EXERCISE:
Print all the records exactly, please.

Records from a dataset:
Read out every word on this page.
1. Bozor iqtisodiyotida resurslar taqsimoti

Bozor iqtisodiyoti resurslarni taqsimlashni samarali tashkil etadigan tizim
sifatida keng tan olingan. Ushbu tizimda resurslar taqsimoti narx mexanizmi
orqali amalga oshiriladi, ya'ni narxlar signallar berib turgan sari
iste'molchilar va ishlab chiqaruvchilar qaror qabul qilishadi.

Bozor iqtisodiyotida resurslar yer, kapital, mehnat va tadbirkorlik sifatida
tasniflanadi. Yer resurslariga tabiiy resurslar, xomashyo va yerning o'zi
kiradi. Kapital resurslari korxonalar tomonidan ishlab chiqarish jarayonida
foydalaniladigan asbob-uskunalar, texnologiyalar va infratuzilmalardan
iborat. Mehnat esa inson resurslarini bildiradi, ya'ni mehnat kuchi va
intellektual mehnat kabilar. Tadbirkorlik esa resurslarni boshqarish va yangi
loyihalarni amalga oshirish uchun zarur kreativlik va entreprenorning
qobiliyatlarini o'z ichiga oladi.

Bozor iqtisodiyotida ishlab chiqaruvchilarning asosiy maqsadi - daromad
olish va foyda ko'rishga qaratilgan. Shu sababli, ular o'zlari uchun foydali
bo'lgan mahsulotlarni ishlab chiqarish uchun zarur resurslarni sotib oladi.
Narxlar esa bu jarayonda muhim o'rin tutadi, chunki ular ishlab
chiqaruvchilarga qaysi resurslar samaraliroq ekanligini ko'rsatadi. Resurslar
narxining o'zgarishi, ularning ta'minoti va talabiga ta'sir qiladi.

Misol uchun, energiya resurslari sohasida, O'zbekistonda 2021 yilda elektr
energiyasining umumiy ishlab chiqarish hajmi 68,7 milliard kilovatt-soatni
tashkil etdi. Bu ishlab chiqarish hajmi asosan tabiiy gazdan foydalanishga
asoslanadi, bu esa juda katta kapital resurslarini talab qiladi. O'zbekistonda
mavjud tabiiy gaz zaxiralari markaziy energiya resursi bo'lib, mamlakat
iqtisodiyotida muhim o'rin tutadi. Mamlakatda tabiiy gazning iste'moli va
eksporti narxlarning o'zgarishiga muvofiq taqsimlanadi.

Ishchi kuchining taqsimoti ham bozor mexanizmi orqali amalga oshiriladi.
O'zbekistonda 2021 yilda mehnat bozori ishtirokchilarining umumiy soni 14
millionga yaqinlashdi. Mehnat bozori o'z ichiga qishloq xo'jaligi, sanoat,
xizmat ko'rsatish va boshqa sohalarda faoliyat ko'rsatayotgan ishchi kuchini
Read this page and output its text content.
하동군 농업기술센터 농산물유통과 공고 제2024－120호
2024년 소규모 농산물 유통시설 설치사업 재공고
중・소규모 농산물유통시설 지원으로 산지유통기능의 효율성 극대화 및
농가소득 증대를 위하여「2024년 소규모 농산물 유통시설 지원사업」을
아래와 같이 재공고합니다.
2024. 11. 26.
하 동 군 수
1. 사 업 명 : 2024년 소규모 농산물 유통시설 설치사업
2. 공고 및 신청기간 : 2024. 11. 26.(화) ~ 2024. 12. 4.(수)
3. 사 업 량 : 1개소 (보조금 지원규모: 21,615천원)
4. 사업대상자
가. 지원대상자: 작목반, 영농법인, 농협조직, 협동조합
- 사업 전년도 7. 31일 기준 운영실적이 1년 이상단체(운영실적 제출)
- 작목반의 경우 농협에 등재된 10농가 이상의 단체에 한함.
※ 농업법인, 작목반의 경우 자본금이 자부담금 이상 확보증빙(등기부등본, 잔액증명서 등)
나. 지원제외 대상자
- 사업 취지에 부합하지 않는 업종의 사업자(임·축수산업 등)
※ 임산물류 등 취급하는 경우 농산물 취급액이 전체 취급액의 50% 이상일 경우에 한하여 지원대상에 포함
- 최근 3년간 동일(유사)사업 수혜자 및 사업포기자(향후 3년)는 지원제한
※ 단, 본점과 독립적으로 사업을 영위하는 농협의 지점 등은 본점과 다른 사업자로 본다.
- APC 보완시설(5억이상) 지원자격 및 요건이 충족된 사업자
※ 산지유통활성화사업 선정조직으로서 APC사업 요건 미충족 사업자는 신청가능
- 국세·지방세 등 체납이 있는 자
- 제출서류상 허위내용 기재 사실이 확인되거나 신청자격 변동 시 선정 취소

FULL OUTPUT:
Read out every word on this page.
1. Bozor iqtisodiyotida resurslar taqsimoti

Bozor iqtisodiyoti resurslarni taqsimlashni samarali tashkil etadigan tizim
sifatida keng tan olingan. Ushbu tizimda resurslar taqsimoti narx mexanizmi
orqali amalga oshiriladi, ya'ni narxlar signallar berib turgan sari
iste'molchilar va ishlab chiqaruvchilar qaror qabul qilishadi.

Bozor iqtisodiyotida resurslar yer, kapital, mehnat va tadbirkorlik sifatida
tasniflanadi. Yer resurslariga tabiiy resurslar, xomashyo va yerning o'zi
kiradi. Kapital resurslari korxonalar tomonidan ishlab chiqarish jarayonida
foydalaniladigan asbob-uskunalar, texnologiyalar va infratuzilmalardan
iborat. Mehnat esa inson resurslarini bildiradi, ya'ni mehnat kuchi va
intellektual mehnat kabilar. Tadbirkorlik esa resurslarni boshqarish va yangi
loyihalarni amalga oshirish uchun zarur kreativlik va entreprenorning
qobiliyatlarini o'z ichiga oladi.

Bozor iqtisodiyotida ishlab chiqaruvchilarning asosiy maqsadi - daromad
olish va foyda ko'rishga qaratilgan. Shu sababli, ular o'zlari uchun foydali
bo'lgan mahsulotlarni ishlab chiqarish uchun zarur resurslarni sotib oladi.
Narxlar esa bu jarayonda muhim o'rin tutadi, chunki ular ishlab
chiqaruvchilarga qaysi resurslar samaraliroq ekanligini ko'rsatadi. Resurslar
narxining o'zgarishi, ularning ta'minoti va talabiga ta'sir qiladi.

Misol uchun, energiya resurslari sohasida, O'zbekistonda 2021 yilda elektr
energiyasining umumiy ishlab chiqarish hajmi 68,7 milliard kilovatt-soatni
tashkil etdi. Bu ishlab chiqarish hajmi asosan tabiiy gazdan foydalanishga
asoslanadi, bu esa juda katta kapital resurslarini talab qiladi. O'zbekistonda
mavjud tabiiy gaz zaxiralari markaziy energiya resursi bo'lib, mamlakat
iqtisodiyotida muhim o'rin tutadi. Mamlakatda tabiiy gazning iste'moli va
eksporti narxlarning o'zgarishiga muvofiq taqsimlanadi.

Ishchi kuchining taqsimoti ham bozor mexanizmi orqali amalga oshiriladi.
O'zbekistonda 2021 yilda mehnat bozori ishtirokchilarining umumiy soni 14
millionga yaqinlashdi. Mehnat bozori o'z ichiga qishloq xo'jaligi, sanoat,
xizmat ko'rsatish va boshqa sohalarda faoliyat ko'rsatayotgan ishchi kuchini
Read this page and output its text content.
하동군 농업기술센터 농산물유통과 공고 제2024－120호
2024년 소규모 농산물 유통시설 설치사업 재공고
중・소규모 농산물유통시설 지원으로 산지유통기능의 효율성 극대화 및
농가소득 증대를 위하여「2024년 소규모 농산물 유통시설 지원사업」을
아래와 같이 재공고합니다.
2024. 11. 26.
하 동 군 수
1. 사 업 명 : 2024년 소규모 농산물 유통시설 설치사업
2. 공고 및 신청기간 : 2024. 11. 26.(화) ~ 2024. 12. 4.(수)
3. 사 업 량 : 1개소 (보조금 지원규모: 21,615천원)
4. 사업대상자
가. 지원대상자: 작목반, 영농법인, 농협조직, 협동조합
- 사업 전년도 7. 31일 기준 운영실적이 1년 이상단체(운영실적 제출)
- 작목반의 경우 농협에 등재된 10농가 이상의 단체에 한함.
※ 농업법인, 작목반의 경우 자본금이 자부담금 이상 확보증빙(등기부등본, 잔액증명서 등)
나. 지원제외 대상자
- 사업 취지에 부합하지 않는 업종의 사업자(임·축수산업 등)
※ 임산물류 등 취급하는 경우 농산물 취급액이 전체 취급액의 50% 이상일 경우에 한하여 지원대상에 포함
- 최근 3년간 동일(유사)사업 수혜자 및 사업포기자(향후 3년)는 지원제한
※ 단, 본점과 독립적으로 사업을 영위하는 농협의 지점 등은 본점과 다른 사업자로 본다.
- APC 보완시설(5억이상) 지원자격 및 요건이 충족된 사업자
※ 산지유통활성화사업 선정조직으로서 APC사업 요건 미충족 사업자는 신청가능
- 국세·지방세 등 체납이 있는 자
- 제출서류상 허위내용 기재 사실이 확인되거나 신청자격 변동 시 선정 취소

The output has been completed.